(PROBLEM REQUIREMENTS) Render every line of the listing below as a JSON list of strings, one string per line, omitting blank lines.

[Start AVAILABLE RECORDS]

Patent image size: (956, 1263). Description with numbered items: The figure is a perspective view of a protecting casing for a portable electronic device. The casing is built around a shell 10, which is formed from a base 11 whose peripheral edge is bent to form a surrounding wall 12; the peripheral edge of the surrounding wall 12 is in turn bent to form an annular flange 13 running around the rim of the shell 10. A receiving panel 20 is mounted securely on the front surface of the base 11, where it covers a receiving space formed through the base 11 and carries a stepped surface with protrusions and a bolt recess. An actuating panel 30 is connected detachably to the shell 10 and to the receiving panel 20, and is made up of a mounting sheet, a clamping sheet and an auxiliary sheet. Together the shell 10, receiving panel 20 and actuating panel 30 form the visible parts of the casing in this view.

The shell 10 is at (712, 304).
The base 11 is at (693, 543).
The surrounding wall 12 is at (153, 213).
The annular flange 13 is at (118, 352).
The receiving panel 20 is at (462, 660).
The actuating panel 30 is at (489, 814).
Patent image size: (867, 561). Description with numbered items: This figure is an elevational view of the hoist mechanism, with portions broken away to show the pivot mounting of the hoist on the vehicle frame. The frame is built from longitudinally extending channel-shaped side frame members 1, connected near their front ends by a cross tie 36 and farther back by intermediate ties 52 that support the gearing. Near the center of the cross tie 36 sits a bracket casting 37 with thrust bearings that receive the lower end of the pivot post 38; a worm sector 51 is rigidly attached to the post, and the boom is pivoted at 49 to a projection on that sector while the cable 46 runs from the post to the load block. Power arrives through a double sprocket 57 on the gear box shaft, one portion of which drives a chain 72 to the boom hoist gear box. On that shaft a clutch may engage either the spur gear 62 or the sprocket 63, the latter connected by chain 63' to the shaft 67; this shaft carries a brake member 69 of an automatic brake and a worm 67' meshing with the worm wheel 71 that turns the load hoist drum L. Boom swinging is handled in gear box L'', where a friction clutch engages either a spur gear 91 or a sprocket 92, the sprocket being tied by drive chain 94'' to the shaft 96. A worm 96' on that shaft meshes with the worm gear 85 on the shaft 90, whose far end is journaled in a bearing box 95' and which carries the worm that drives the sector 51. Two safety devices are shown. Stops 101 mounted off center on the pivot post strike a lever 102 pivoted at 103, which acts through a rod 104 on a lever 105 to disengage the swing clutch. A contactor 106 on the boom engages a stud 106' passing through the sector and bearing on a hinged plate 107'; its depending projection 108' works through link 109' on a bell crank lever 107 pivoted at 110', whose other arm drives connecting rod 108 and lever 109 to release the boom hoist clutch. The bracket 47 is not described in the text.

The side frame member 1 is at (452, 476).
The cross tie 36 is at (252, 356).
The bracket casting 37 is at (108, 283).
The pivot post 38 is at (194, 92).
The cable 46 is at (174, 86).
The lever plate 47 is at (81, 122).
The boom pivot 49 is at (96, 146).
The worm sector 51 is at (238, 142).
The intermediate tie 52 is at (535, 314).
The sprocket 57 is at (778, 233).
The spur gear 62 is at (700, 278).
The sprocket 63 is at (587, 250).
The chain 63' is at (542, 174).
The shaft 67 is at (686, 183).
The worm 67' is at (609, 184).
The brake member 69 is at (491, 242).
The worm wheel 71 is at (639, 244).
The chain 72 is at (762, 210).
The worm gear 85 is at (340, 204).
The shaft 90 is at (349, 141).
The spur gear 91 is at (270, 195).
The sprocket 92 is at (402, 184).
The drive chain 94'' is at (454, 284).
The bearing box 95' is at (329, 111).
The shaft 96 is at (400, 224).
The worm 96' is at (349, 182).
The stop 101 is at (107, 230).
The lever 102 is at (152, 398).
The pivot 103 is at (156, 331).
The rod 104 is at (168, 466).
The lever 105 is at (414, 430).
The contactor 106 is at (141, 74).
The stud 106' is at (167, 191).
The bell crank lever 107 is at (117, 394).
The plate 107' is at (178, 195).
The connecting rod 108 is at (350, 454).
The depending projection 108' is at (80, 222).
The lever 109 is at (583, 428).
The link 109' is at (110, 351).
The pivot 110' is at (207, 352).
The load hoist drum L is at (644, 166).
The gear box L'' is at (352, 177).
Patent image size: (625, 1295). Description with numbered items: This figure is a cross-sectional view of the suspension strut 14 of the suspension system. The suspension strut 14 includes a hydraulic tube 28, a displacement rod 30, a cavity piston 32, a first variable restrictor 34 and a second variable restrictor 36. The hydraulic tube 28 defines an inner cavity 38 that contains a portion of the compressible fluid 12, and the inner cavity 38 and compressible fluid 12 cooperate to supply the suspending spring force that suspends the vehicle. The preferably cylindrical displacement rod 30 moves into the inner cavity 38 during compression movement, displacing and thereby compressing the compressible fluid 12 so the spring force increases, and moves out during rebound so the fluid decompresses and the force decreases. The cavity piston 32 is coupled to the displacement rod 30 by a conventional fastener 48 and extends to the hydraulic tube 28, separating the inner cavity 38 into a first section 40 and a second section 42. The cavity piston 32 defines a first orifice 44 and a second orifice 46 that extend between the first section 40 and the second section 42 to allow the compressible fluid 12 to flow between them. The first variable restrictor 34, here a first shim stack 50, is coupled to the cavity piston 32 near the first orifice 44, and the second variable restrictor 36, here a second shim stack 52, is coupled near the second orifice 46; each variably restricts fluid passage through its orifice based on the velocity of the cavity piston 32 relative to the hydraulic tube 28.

[End AVAILABLE RECORDS]

(ANSWER)
[
  "Patent image size: (956, 1263). Description with numbered items: The figure is a perspective view of a protecting casing for a portable electronic device. The casing is built around a shell 10, which is formed from a base 11 whose peripheral edge is bent to form a surrounding wall 12; the peripheral edge of the surrounding wall 12 is in turn bent to form an annular flange 13 running around the rim of the shell 10. A receiving panel 20 is mounted securely on the front surface of the base 11, where it covers a receiving space formed through the base 11 and carries a stepped surface with protrusions and a bolt recess. An actuating panel 30 is connected detachably to the shell 10 and to the receiving panel 20, and is made up of a mounting sheet, a clamping sheet and an auxiliary sheet. Together the shell 10, receiving panel 20 and actuating panel 30 form the visible parts of the casing in this view.",
  "The shell 10 is at (712, 304).",
  "The base 11 is at (693, 543).",
  "The surrounding wall 12 is at (153, 213).",
  "The annular flange 13 is at (118, 352).",
  "The receiving panel 20 is at (462, 660).",
  "The actuating panel 30 is at (489, 814).",
  "Patent image size: (867, 561). Description with numbered items: This figure is an elevational view of the hoist mechanism, with portions broken away to show the pivot mounting of the hoist on the vehicle frame. The frame is built from longitudinally extending channel-shaped side frame members 1, connected near their front ends by a cross tie 36 and farther back by intermediate ties 52 that support the gearing. Near the center of the cross tie 36 sits a bracket casting 37 with thrust bearings that receive the lower end of the pivot post 38; a worm sector 51 is rigidly attached to the post, and the boom is pivoted at 49 to a projection on that sector while the cable 46 runs from the post to the load block. Power arrives through a double sprocket 57 on the gear box shaft, one portion of which drives a chain 72 to the boom hoist gear box. On that shaft a clutch may engage either the spur gear 62 or the sprocket 63, the latter connected by chain 63' to the shaft 67; this shaft carries a brake member 69 of an automatic brake and a worm 67' meshing with the worm wheel 71 that turns the load hoist drum L. Boom swinging is handled in gear box L'', where a friction clutch engages either a spur gear 91 or a sprocket 92, the sprocket being tied by drive chain 94'' to the shaft 96. A worm 96' on that shaft meshes with the worm gear 85 on the shaft 90, whose far end is journaled in a bearing box 95' and which carries the worm that drives the sector 51. Two safety devices are shown. Stops 101 mounted off center on the pivot post strike a lever 102 pivoted at 103, which acts through a rod 104 on a lever 105 to disengage the swing clutch. A contactor 106 on the boom engages a stud 106' passing through the sector and bearing on a hinged plate 107'; its depending projection 108' works through link 109' on a bell crank lever 107 pivoted at 110', whose other arm drives connecting rod 108 and lever 109 to release the boom hoist clutch. The bracket 47 is not described in the text.",
  "The side frame member 1 is at (452, 476).",
  "The cross tie 36 is at (252, 356).",
  "The bracket casting 37 is at (108, 283).",
  "The pivot post 38 is at (194, 92).",
  "The cable 46 is at (174, 86).",
  "The lever plate 47 is at (81, 122).",
  "The boom pivot 49 is at (96, 146).",
  "The worm sector 51 is at (238, 142).",
  "The intermediate tie 52 is at (535, 314).",
  "The sprocket 57 is at (778, 233).",
  "The spur gear 62 is at (700, 278).",
  "The sprocket 63 is at (587, 250).",
  "The chain 63' is at (542, 174).",
  "The shaft 67 is at (686, 183).",
  "The worm 67' is at (609, 184).",
  "The brake member 69 is at (491, 242).",
  "The worm wheel 71 is at (639, 244).",
  "The chain 72 is at (762, 210).",
  "The worm gear 85 is at (340, 204).",
  "The shaft 90 is at (349, 141).",
  "The spur gear 91 is at (270, 195).",
  "The sprocket 92 is at (402, 184).",
  "The drive chain 94'' is at (454, 284).",
  "The bearing box 95' is at (329, 111).",
  "The shaft 96 is at (400, 224).",
  "The worm 96' is at (349, 182).",
  "The stop 101 is at (107, 230).",
  "The lever 102 is at (152, 398).",
  "The pivot 103 is at (156, 331).",
  "The rod 104 is at (168, 466).",
  "The lever 105 is at (414, 430).",
  "The contactor 106 is at (141, 74).",
  "The stud 106' is at (167, 191).",
  "The bell crank lever 107 is at (117, 394).",
  "The plate 107' is at (178, 195).",
  "The connecting rod 108 is at (350, 454).",
  "The depending projection 108' is at (80, 222).",
  "The lever 109 is at (583, 428).",
  "The link 109' is at (110, 351).",
  "The pivot 110' is at (207, 352).",
  "The load hoist drum L is at (644, 166).",
  "The gear box L'' is at (352, 177).",
  "Patent image size: (625, 1295). Description with numbered items: This figure is a cross-sectional view of the suspension strut 14 of the suspension system. The suspension strut 14 includes a hydraulic tube 28, a displacement rod 30, a cavity piston 32, a first variable restrictor 34 and a second variable restrictor 36. The hydraulic tube 28 defines an inner cavity 38 that contains a portion of the compressible fluid 12, and the inner cavity 38 and compressible fluid 12 cooperate to supply the suspending spring force that suspends the vehicle. The preferably cylindrical displacement rod 30 moves into the inner cavity 38 during compression movement, displacing and thereby compressing the compressible fluid 12 so the spring force increases, and moves out during rebound so the fluid decompresses and the force decreases. The cavity piston 32 is coupled to the displacement rod 30 by a conventional fastener 48 and extends to the hydraulic tube 28, separating the inner cavity 38 into a first section 40 and a second section 42. The cavity piston 32 defines a first orifice 44 and a second orifice 46 that extend between the first section 40 and the second section 42 to allow the compressible fluid 12 to flow between them. The first variable restrictor 34, here a first shim stack 50, is coupled to the cavity piston 32 near the first orifice 44, and the second variable restrictor 36, here a second shim stack 52, is coupled near the second orifice 46; each variably restricts fluid passage through its orifice based on the velocity of the cavity piston 32 relative to the hydraulic tube 28."
]